======== Extracted records ========

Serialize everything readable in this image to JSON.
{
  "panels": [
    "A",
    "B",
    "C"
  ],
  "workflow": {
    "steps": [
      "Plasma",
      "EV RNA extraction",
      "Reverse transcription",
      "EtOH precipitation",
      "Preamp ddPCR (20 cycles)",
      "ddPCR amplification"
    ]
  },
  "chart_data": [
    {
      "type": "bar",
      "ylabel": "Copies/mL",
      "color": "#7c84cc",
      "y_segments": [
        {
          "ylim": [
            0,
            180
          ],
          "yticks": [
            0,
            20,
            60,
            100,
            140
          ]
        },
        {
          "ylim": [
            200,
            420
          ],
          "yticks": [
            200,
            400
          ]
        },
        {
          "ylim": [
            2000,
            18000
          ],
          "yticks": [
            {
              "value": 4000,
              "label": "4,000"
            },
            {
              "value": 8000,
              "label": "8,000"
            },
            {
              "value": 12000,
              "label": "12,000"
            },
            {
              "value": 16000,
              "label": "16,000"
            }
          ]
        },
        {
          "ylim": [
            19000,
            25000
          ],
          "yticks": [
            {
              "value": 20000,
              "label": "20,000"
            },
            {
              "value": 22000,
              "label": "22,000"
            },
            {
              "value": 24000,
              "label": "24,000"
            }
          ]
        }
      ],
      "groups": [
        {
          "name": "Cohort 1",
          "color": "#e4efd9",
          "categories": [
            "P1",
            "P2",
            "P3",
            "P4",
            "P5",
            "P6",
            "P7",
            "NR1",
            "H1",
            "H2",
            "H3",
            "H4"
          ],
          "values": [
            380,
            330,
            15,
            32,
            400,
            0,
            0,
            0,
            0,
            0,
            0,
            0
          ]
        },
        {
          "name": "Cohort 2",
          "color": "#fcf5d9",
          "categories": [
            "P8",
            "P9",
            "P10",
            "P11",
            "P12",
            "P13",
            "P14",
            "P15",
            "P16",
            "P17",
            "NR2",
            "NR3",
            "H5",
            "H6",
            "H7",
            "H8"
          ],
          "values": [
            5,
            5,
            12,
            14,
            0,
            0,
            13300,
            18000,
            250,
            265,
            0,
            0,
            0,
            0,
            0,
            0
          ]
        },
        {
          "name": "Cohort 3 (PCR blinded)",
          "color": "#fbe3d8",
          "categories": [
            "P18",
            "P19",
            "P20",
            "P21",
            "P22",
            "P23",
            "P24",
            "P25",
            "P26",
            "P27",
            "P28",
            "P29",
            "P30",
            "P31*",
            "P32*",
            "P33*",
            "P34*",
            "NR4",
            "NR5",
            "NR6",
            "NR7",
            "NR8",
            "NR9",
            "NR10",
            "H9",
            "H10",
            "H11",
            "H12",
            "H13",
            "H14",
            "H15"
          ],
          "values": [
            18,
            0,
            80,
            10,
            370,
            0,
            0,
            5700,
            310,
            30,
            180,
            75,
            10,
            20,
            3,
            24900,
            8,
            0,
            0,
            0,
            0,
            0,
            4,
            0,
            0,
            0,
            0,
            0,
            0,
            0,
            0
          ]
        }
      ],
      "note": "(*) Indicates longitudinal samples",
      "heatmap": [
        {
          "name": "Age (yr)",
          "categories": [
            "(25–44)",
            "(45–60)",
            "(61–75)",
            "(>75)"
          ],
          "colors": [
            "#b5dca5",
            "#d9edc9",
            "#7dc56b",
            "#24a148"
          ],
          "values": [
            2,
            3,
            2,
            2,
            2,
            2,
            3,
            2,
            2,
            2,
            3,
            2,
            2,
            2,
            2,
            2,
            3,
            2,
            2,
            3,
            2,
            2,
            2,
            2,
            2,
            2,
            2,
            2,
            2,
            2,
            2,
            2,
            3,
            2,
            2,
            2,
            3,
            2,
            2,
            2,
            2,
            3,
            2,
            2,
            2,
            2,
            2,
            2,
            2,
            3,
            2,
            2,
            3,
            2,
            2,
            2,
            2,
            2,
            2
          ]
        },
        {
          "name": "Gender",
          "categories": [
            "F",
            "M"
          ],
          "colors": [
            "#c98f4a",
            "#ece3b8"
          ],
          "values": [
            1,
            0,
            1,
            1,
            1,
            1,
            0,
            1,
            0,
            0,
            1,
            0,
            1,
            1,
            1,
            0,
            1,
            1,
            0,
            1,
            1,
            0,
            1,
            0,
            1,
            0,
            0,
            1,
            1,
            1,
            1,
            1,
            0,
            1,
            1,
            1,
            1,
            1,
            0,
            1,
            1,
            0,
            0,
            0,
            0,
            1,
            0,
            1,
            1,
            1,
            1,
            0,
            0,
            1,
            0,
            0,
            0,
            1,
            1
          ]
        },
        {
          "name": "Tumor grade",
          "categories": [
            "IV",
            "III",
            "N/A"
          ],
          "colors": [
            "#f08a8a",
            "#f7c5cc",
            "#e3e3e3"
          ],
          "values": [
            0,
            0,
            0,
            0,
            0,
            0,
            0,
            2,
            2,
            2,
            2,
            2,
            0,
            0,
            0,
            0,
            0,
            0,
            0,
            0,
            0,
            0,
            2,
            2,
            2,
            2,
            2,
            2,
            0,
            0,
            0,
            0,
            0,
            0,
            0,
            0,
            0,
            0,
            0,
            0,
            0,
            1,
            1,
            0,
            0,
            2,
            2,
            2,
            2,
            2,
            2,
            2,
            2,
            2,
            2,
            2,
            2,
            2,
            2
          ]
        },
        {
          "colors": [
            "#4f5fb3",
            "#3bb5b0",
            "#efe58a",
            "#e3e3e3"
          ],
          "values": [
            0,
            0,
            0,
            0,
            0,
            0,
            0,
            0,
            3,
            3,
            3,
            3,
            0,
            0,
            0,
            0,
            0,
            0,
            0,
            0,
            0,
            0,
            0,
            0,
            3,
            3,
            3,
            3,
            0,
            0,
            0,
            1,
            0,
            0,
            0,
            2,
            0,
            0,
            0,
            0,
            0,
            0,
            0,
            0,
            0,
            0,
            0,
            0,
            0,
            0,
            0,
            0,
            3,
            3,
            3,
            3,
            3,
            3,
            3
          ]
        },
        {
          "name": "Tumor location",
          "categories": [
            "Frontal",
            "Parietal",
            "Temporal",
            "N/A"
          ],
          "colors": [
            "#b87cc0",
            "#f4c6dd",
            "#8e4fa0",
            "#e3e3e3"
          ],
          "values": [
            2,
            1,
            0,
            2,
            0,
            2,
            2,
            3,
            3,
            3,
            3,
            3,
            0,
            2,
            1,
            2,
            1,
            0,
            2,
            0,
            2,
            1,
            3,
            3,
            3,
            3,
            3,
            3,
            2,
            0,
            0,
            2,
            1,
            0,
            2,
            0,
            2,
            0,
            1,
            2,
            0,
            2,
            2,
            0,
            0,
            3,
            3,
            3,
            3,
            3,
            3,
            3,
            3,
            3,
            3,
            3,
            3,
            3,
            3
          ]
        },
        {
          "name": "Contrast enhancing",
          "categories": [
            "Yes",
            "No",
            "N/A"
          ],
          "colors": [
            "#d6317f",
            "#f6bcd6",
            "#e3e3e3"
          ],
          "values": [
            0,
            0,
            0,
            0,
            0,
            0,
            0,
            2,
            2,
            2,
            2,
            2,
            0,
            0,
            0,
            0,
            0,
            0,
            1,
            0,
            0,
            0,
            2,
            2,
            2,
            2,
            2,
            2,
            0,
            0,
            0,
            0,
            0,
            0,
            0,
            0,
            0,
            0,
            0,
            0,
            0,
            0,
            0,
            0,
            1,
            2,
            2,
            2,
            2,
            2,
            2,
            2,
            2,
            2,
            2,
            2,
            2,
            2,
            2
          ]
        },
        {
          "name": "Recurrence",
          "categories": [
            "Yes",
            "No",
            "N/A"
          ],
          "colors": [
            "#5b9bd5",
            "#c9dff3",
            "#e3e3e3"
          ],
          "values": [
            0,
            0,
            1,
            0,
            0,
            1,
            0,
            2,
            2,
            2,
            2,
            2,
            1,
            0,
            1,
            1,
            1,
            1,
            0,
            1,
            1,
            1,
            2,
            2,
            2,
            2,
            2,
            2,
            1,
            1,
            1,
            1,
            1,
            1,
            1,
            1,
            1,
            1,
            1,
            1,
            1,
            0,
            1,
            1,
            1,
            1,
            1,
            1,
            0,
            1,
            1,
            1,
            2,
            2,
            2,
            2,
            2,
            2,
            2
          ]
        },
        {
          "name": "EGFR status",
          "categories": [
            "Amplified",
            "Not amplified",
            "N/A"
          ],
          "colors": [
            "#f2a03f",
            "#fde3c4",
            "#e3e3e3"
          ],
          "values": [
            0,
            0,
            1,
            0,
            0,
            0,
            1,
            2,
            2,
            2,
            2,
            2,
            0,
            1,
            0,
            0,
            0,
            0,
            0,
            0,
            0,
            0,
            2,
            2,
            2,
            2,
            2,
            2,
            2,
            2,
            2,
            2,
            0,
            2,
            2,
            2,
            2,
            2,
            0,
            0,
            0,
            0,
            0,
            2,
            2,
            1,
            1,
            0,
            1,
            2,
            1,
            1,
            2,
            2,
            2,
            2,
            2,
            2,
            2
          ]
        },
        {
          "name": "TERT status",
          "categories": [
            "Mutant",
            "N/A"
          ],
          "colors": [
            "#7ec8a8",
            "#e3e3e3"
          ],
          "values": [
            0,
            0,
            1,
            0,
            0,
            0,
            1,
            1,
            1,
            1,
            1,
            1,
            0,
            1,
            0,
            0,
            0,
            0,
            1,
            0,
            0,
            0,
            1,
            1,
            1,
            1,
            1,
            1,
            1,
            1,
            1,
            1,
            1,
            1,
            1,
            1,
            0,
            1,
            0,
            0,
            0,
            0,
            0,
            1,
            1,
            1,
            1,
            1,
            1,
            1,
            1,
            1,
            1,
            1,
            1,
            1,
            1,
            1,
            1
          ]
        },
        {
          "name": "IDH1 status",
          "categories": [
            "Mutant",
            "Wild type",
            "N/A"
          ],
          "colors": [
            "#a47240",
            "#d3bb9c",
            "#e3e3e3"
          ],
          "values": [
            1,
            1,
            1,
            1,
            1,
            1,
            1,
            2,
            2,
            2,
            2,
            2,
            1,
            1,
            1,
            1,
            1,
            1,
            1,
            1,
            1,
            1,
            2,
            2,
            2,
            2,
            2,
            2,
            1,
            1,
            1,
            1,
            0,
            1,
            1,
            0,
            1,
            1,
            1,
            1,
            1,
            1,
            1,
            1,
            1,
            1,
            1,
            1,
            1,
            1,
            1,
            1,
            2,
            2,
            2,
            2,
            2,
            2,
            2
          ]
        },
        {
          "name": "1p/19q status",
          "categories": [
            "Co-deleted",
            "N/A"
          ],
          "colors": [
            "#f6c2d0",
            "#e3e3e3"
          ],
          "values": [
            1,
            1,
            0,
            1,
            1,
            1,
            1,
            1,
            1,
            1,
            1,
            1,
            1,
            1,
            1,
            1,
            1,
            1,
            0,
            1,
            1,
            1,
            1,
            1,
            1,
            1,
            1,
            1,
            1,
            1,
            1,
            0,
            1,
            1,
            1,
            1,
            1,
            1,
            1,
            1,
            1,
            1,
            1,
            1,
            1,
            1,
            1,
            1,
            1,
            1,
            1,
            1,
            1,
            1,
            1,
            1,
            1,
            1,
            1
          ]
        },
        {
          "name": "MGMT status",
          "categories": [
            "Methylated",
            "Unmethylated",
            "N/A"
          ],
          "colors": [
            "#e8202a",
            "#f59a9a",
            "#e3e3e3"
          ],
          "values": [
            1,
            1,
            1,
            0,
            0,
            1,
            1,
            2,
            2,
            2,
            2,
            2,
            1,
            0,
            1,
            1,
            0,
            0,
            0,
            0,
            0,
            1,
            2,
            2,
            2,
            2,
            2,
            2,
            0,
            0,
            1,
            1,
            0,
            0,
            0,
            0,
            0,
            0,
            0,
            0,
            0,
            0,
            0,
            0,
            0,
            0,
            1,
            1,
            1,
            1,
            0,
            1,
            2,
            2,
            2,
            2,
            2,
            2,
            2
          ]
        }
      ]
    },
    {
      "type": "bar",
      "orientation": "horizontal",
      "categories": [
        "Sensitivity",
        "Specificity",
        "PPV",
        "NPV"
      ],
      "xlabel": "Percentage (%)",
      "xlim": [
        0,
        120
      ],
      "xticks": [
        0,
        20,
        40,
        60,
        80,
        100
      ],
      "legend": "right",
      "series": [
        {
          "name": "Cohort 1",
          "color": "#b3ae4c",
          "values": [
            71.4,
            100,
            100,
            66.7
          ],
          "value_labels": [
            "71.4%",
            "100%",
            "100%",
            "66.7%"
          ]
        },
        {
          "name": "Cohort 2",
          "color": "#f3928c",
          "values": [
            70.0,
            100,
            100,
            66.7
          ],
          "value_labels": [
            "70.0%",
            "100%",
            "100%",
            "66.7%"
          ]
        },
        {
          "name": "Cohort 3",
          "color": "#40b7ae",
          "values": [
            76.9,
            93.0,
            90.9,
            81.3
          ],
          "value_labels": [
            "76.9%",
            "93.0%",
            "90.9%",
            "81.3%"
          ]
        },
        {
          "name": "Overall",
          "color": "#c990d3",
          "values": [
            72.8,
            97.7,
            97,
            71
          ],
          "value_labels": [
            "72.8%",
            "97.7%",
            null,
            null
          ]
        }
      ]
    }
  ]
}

========

Copy each line above where the string "ddPCR" occurs.

      "Preamp ddPCR (20 cycles)",
      "ddPCR amplification"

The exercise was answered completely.